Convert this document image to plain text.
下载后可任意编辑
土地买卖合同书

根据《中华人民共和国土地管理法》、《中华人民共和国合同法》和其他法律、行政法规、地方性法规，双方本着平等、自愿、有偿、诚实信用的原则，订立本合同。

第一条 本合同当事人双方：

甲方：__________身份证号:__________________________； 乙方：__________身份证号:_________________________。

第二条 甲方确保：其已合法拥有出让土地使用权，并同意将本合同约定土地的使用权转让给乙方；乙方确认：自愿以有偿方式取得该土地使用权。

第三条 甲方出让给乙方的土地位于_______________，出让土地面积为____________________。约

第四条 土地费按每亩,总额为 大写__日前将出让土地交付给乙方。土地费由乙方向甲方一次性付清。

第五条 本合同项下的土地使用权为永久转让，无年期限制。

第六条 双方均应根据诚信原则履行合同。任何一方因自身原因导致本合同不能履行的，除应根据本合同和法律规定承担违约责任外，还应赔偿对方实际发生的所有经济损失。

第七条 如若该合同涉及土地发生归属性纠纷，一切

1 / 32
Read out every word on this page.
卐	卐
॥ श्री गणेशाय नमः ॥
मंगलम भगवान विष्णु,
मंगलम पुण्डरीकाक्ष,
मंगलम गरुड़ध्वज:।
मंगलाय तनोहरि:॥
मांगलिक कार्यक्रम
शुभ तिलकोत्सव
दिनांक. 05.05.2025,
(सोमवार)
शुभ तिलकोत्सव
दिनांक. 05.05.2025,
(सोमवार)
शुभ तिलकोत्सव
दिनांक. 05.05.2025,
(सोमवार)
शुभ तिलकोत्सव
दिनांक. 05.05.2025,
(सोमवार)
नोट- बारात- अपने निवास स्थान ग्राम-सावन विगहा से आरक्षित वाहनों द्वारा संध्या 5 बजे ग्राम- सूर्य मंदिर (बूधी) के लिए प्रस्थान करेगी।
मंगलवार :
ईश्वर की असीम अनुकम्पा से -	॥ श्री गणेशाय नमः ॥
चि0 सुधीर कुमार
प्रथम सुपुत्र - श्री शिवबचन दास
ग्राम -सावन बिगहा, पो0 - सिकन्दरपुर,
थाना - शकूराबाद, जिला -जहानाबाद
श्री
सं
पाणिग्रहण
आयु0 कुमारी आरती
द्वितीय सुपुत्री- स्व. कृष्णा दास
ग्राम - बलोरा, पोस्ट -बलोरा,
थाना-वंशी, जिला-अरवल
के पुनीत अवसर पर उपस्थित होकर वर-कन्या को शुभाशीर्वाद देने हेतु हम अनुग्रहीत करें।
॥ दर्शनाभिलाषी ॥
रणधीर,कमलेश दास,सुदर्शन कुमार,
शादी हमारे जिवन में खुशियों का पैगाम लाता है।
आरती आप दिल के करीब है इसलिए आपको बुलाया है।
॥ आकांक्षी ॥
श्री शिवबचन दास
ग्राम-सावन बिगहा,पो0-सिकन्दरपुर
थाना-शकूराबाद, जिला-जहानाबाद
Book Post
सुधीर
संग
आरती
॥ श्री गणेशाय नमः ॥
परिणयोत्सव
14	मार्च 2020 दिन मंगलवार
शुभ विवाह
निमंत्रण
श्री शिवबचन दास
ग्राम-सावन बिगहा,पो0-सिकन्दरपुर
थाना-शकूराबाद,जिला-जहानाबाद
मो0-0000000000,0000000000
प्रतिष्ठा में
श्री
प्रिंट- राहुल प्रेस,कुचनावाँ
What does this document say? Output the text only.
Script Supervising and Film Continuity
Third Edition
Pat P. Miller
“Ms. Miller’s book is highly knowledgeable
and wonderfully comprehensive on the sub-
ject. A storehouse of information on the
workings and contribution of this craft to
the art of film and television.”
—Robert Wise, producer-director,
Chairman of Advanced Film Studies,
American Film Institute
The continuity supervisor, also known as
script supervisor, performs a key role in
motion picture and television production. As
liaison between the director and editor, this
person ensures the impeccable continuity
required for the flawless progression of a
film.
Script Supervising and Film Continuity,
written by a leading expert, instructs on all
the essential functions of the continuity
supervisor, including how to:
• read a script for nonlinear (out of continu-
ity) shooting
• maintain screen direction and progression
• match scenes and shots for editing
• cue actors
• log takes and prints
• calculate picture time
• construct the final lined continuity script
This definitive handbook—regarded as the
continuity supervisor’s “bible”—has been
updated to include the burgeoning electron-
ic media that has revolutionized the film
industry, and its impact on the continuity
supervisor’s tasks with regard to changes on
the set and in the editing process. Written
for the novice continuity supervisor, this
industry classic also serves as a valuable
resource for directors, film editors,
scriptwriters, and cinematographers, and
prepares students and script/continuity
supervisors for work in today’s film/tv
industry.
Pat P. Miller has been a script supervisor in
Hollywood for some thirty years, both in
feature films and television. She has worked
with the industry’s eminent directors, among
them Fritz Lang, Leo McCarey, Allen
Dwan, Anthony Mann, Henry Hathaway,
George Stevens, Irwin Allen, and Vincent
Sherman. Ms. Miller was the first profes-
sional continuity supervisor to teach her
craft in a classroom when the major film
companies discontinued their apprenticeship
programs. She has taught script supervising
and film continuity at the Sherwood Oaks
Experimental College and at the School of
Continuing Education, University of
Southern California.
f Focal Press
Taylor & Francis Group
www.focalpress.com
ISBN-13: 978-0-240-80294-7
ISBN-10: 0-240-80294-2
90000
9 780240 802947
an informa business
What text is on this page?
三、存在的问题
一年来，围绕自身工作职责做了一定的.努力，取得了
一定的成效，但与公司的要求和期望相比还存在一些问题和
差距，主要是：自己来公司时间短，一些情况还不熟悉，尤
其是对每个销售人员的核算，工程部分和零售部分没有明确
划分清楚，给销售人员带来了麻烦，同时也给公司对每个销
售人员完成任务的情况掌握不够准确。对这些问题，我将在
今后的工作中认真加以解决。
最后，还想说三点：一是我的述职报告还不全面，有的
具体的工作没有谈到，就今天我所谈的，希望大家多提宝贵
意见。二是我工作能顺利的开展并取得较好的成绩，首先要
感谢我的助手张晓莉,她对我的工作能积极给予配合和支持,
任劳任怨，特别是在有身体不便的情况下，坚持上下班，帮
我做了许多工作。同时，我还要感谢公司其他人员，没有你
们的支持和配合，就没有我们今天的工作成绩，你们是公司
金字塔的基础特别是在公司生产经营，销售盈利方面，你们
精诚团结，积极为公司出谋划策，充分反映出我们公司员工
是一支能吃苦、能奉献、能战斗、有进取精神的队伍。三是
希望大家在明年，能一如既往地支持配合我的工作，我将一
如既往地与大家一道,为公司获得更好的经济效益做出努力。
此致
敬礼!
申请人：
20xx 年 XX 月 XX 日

[SHORT PROBLEM]
Everything from the line containing "What text is on this page?" to the last line of the entries above should be quoted exactly, and only that.

[FINAL RESULT]
What text is on this page?
三、存在的问题
一年来，围绕自身工作职责做了一定的.努力，取得了
一定的成效，但与公司的要求和期望相比还存在一些问题和
差距，主要是：自己来公司时间短，一些情况还不熟悉，尤
其是对每个销售人员的核算，工程部分和零售部分没有明确
划分清楚，给销售人员带来了麻烦，同时也给公司对每个销
售人员完成任务的情况掌握不够准确。对这些问题，我将在
今后的工作中认真加以解决。
最后，还想说三点：一是我的述职报告还不全面，有的
具体的工作没有谈到，就今天我所谈的，希望大家多提宝贵
意见。二是我工作能顺利的开展并取得较好的成绩，首先要
感谢我的助手张晓莉,她对我的工作能积极给予配合和支持,
任劳任怨，特别是在有身体不便的情况下，坚持上下班，帮
我做了许多工作。同时，我还要感谢公司其他人员，没有你
们的支持和配合，就没有我们今天的工作成绩，你们是公司
金字塔的基础特别是在公司生产经营，销售盈利方面，你们
精诚团结，积极为公司出谋划策，充分反映出我们公司员工
是一支能吃苦、能奉献、能战斗、有进取精神的队伍。三是
希望大家在明年，能一如既往地支持配合我的工作，我将一
如既往地与大家一道,为公司获得更好的经济效益做出努力。
此致
敬礼!
申请人：
20xx 年 XX 月 XX 日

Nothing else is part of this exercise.